#### Exercise
Copy the records below line for line, with no changes, and omit the pictures.
* * * * * * *
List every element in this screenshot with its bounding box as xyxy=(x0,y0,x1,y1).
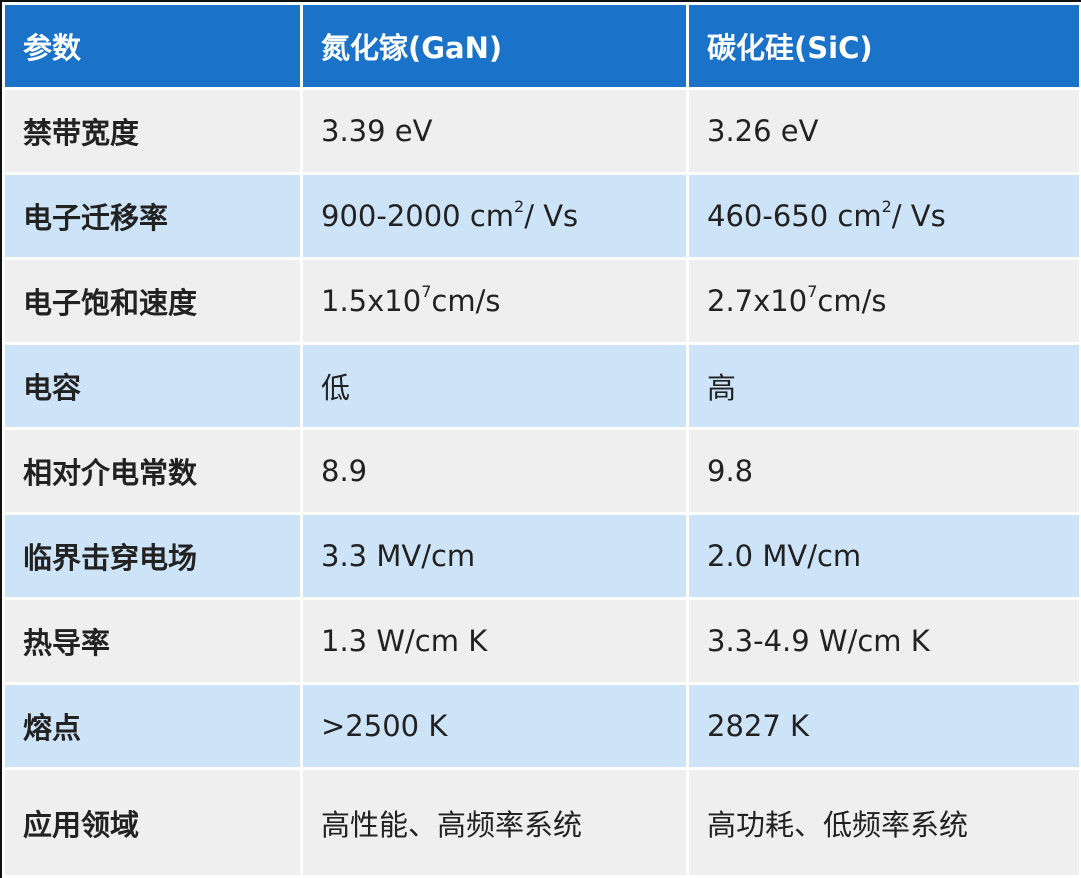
param-cell: 电子饱和速度 xyxy=(2,257,303,345)
unit: cm/s xyxy=(431,284,501,318)
unit: / Vs xyxy=(524,199,579,233)
header-sic: 碳化硅(SiC) xyxy=(686,2,1081,90)
table-row: 热导率 1.3 W/cm K 3.3-4.9 W/cm K xyxy=(2,597,1081,685)
value: 900-2000 cm xyxy=(321,199,515,233)
sic-cell: 2827 K xyxy=(686,682,1081,770)
param-cell: 应用领域 xyxy=(2,767,303,878)
param-cell: 电容 xyxy=(2,342,303,430)
gan-cell: >2500 K xyxy=(300,682,689,770)
table-row: 应用领域 高性能、高频率系统 高功耗、低频率系统 xyxy=(2,767,1081,878)
table-row: 电容 低 高 xyxy=(2,342,1081,430)
sic-cell: 9.8 xyxy=(686,427,1081,515)
table-row: 临界击穿电场 3.3 MV/cm 2.0 MV/cm xyxy=(2,512,1081,600)
sic-cell: 2.0 MV/cm xyxy=(686,512,1081,600)
gan-cell: 1.5x107cm/s xyxy=(300,257,689,345)
superscript: 2 xyxy=(514,197,525,216)
value: 460-650 cm xyxy=(707,199,882,233)
value: 2.7x10 xyxy=(707,284,808,318)
sic-cell: 460-650 cm2/ Vs xyxy=(686,172,1081,260)
param-cell: 相对介电常数 xyxy=(2,427,303,515)
gan-cell: 900-2000 cm2/ Vs xyxy=(300,172,689,260)
unit: cm/s xyxy=(817,284,887,318)
header-row: 参数 氮化镓(GaN) 碳化硅(SiC) xyxy=(2,2,1081,90)
header-param: 参数 xyxy=(2,2,303,90)
gan-cell: 高性能、高频率系统 xyxy=(300,767,689,878)
sic-cell: 2.7x107cm/s xyxy=(686,257,1081,345)
param-cell: 临界击穿电场 xyxy=(2,512,303,600)
param-cell: 禁带宽度 xyxy=(2,87,303,175)
table-row: 禁带宽度 3.39 eV 3.26 eV xyxy=(2,87,1081,175)
table-row: 相对介电常数 8.9 9.8 xyxy=(2,427,1081,515)
superscript: 2 xyxy=(881,197,892,216)
gan-cell: 低 xyxy=(300,342,689,430)
unit: / Vs xyxy=(891,199,946,233)
gan-cell: 1.3 W/cm K xyxy=(300,597,689,685)
sic-cell: 高 xyxy=(686,342,1081,430)
sic-cell: 3.3-4.9 W/cm K xyxy=(686,597,1081,685)
param-cell: 熔点 xyxy=(2,682,303,770)
gan-cell: 8.9 xyxy=(300,427,689,515)
param-cell: 热导率 xyxy=(2,597,303,685)
table-row: 电子迁移率 900-2000 cm2/ Vs 460-650 cm2/ Vs xyxy=(2,172,1081,260)
superscript: 7 xyxy=(807,282,818,301)
gan-cell: 3.3 MV/cm xyxy=(300,512,689,600)
table-row: 熔点 >2500 K 2827 K xyxy=(2,682,1081,770)
param-cell: 电子迁移率 xyxy=(2,172,303,260)
header-gan: 氮化镓(GaN) xyxy=(300,2,689,90)
value: 1.5x10 xyxy=(321,284,422,318)
sic-cell: 高功耗、低频率系统 xyxy=(686,767,1081,878)
sic-cell: 3.26 eV xyxy=(686,87,1081,175)
table-row: 电子饱和速度 1.5x107cm/s 2.7x107cm/s xyxy=(2,257,1081,345)
gan-cell: 3.39 eV xyxy=(300,87,689,175)
superscript: 7 xyxy=(421,282,432,301)
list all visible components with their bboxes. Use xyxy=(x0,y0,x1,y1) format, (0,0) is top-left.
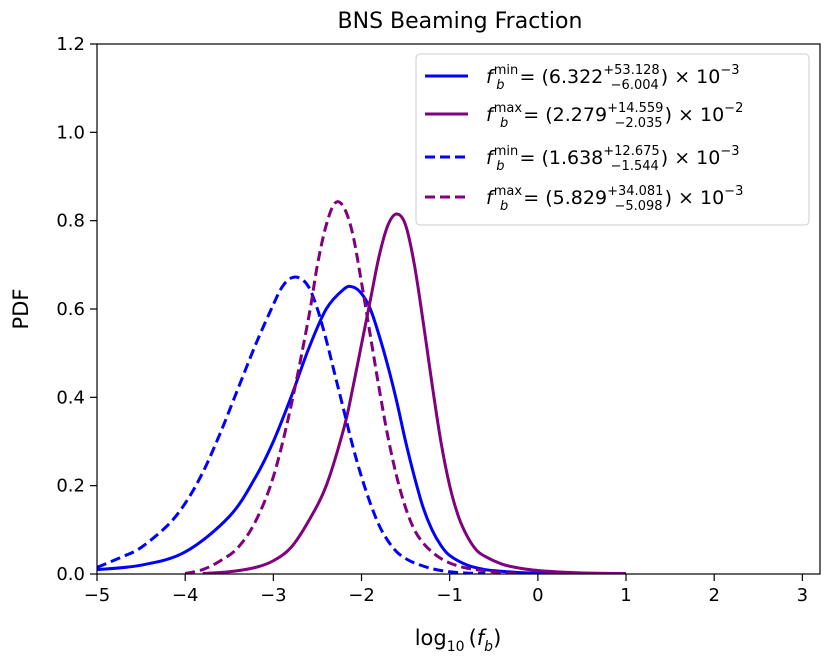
* * * * * * *
#### Worked solution
List every element in this screenshot with its bounding box as xyxy=(x0,y0,x1,y1).
param-cell: 电子饱和速度 xyxy=(2,257,303,345)
unit: cm/s xyxy=(431,284,501,318)
unit: / Vs xyxy=(524,199,579,233)
header-sic: 碳化硅(SiC) xyxy=(686,2,1081,90)
table-row: 热导率 1.3 W/cm K 3.3-4.9 W/cm K xyxy=(2,597,1081,685)
value: 900-2000 cm xyxy=(321,199,515,233)
sic-cell: 2827 K xyxy=(686,682,1081,770)
param-cell: 应用领域 xyxy=(2,767,303,878)
param-cell: 电容 xyxy=(2,342,303,430)
gan-cell: >2500 K xyxy=(300,682,689,770)
table-row: 应用领域 高性能、高频率系统 高功耗、低频率系统 xyxy=(2,767,1081,878)
table-row: 电容 低 高 xyxy=(2,342,1081,430)
sic-cell: 9.8 xyxy=(686,427,1081,515)
table-row: 临界击穿电场 3.3 MV/cm 2.0 MV/cm xyxy=(2,512,1081,600)
sic-cell: 2.0 MV/cm xyxy=(686,512,1081,600)
gan-cell: 1.5x107cm/s xyxy=(300,257,689,345)
superscript: 2 xyxy=(514,197,525,216)
value: 460-650 cm xyxy=(707,199,882,233)
value: 2.7x10 xyxy=(707,284,808,318)
sic-cell: 460-650 cm2/ Vs xyxy=(686,172,1081,260)
param-cell: 相对介电常数 xyxy=(2,427,303,515)
gan-cell: 900-2000 cm2/ Vs xyxy=(300,172,689,260)
unit: cm/s xyxy=(817,284,887,318)
header-row: 参数 氮化镓(GaN) 碳化硅(SiC) xyxy=(2,2,1081,90)
header-param: 参数 xyxy=(2,2,303,90)
gan-cell: 高性能、高频率系统 xyxy=(300,767,689,878)
sic-cell: 2.7x107cm/s xyxy=(686,257,1081,345)
param-cell: 临界击穿电场 xyxy=(2,512,303,600)
param-cell: 禁带宽度 xyxy=(2,87,303,175)
table-row: 禁带宽度 3.39 eV 3.26 eV xyxy=(2,87,1081,175)
table-row: 相对介电常数 8.9 9.8 xyxy=(2,427,1081,515)
superscript: 2 xyxy=(881,197,892,216)
gan-cell: 低 xyxy=(300,342,689,430)
unit: / Vs xyxy=(891,199,946,233)
gan-cell: 1.3 W/cm K xyxy=(300,597,689,685)
sic-cell: 高 xyxy=(686,342,1081,430)
sic-cell: 3.3-4.9 W/cm K xyxy=(686,597,1081,685)
param-cell: 熔点 xyxy=(2,682,303,770)
gan-cell: 8.9 xyxy=(300,427,689,515)
param-cell: 热导率 xyxy=(2,597,303,685)
table-row: 电子迁移率 900-2000 cm2/ Vs 460-650 cm2/ Vs xyxy=(2,172,1081,260)
superscript: 7 xyxy=(807,282,818,301)
gan-cell: 3.3 MV/cm xyxy=(300,512,689,600)
table-row: 熔点 >2500 K 2827 K xyxy=(2,682,1081,770)
param-cell: 电子迁移率 xyxy=(2,172,303,260)
header-gan: 氮化镓(GaN) xyxy=(300,2,689,90)
value: 1.5x10 xyxy=(321,284,422,318)
sic-cell: 高功耗、低频率系统 xyxy=(686,767,1081,878)
sic-cell: 3.26 eV xyxy=(686,87,1081,175)
table-row: 电子饱和速度 1.5x107cm/s 2.7x107cm/s xyxy=(2,257,1081,345)
gan-cell: 3.39 eV xyxy=(300,87,689,175)
superscript: 7 xyxy=(421,282,432,301)
list all visible components with their bboxes. Use xyxy=(x0,y0,x1,y1) format, (0,0) is top-left.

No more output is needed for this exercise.